RECORDS TO USE
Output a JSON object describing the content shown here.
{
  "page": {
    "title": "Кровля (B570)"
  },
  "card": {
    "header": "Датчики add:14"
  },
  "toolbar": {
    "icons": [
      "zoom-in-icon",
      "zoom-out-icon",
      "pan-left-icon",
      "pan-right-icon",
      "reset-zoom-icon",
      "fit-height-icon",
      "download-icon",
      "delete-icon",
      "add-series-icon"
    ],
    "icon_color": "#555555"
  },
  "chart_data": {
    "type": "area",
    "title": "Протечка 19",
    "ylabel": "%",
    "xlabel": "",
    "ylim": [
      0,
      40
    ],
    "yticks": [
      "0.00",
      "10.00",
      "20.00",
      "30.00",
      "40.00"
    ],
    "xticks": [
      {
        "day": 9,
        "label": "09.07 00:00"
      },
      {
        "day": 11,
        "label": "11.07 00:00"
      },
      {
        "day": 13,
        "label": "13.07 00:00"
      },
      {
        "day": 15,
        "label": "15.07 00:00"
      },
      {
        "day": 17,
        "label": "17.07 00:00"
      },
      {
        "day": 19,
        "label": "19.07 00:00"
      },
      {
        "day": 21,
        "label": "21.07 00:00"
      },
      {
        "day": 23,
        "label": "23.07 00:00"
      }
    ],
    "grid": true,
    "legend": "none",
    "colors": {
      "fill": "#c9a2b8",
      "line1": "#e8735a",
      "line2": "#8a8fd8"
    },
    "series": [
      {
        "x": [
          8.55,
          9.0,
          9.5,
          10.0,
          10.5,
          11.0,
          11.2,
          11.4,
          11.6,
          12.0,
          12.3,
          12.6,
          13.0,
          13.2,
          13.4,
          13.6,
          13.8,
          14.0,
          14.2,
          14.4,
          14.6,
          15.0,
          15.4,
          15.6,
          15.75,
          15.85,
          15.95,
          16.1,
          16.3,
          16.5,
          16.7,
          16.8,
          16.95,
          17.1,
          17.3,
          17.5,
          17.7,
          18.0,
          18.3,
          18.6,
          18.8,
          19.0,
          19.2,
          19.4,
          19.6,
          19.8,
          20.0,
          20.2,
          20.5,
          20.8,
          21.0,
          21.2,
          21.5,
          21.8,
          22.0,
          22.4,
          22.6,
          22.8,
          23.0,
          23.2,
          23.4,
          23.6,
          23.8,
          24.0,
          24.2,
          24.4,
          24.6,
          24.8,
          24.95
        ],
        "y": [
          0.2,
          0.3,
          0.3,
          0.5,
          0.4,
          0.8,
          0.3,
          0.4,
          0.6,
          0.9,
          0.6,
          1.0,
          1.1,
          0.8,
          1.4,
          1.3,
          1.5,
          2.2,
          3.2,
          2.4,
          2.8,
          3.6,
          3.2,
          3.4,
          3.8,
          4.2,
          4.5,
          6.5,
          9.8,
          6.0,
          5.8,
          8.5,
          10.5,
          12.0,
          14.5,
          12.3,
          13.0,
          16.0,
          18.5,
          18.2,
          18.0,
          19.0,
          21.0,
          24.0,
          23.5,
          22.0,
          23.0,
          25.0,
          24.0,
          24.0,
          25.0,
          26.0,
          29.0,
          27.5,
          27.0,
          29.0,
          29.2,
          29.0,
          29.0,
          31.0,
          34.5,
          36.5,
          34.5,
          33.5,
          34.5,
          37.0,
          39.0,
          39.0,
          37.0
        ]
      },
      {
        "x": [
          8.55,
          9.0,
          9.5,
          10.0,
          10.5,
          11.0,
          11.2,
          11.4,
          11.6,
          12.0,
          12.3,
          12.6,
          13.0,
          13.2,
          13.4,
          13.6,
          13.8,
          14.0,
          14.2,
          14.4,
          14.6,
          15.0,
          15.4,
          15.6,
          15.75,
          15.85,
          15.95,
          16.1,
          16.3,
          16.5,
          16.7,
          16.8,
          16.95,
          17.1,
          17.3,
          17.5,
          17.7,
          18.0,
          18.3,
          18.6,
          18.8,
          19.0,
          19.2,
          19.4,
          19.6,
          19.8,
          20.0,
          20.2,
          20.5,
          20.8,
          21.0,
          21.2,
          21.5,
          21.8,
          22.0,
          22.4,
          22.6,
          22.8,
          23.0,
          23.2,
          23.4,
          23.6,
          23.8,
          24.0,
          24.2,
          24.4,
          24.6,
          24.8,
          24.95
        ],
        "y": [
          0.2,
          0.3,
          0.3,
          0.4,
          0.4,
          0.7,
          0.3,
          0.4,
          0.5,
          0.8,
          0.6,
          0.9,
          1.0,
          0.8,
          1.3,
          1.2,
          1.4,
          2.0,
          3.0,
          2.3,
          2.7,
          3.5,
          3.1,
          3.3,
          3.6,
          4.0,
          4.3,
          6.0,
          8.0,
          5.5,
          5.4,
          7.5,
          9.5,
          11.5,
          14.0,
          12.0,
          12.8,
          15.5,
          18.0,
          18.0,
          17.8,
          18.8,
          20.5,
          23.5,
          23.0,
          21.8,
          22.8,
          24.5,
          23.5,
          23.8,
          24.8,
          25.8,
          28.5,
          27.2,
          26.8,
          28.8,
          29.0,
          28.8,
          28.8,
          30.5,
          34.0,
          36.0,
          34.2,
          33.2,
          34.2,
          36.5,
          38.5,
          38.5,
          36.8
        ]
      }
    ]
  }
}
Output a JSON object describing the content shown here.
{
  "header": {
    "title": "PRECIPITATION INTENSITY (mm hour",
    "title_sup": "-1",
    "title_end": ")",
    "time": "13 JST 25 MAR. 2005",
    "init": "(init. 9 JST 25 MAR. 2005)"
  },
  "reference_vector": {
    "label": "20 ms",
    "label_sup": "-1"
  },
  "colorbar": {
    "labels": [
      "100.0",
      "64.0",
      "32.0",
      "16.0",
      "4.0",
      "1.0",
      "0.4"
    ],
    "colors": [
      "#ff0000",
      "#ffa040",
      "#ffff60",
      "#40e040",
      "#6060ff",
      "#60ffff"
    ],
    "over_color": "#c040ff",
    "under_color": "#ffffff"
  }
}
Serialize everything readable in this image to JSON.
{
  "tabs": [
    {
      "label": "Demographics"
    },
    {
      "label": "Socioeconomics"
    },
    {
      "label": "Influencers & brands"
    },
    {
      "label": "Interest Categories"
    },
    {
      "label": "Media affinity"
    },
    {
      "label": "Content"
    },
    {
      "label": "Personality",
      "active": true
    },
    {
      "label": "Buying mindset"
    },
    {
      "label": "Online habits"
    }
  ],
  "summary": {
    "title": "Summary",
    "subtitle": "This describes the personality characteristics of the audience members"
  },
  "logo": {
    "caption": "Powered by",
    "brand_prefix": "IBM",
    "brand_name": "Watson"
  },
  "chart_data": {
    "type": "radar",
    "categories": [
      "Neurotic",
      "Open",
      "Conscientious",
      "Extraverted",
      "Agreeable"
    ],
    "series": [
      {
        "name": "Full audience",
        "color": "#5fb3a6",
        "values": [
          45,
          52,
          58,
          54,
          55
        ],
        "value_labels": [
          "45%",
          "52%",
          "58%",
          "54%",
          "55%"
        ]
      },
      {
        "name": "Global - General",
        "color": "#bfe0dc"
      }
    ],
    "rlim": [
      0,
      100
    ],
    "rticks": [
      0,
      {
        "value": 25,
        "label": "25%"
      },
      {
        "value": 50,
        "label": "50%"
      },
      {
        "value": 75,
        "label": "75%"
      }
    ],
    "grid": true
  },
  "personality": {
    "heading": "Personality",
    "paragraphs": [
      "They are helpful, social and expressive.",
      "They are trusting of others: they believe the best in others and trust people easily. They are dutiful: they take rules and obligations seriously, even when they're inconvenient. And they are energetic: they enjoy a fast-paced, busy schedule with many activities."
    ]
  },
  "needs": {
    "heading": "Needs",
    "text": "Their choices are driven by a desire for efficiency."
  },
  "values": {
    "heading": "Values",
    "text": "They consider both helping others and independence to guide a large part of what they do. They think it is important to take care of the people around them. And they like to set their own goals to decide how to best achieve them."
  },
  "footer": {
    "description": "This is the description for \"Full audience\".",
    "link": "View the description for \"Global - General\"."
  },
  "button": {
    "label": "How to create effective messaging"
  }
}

REQUIREMENTS
Check each line of the records for the word "Full" and extract those that contain it.

RESPONSE FOR THIS EXERCISE
        "name": "Full audience",
    "description": "This is the description for \"Full audience\".",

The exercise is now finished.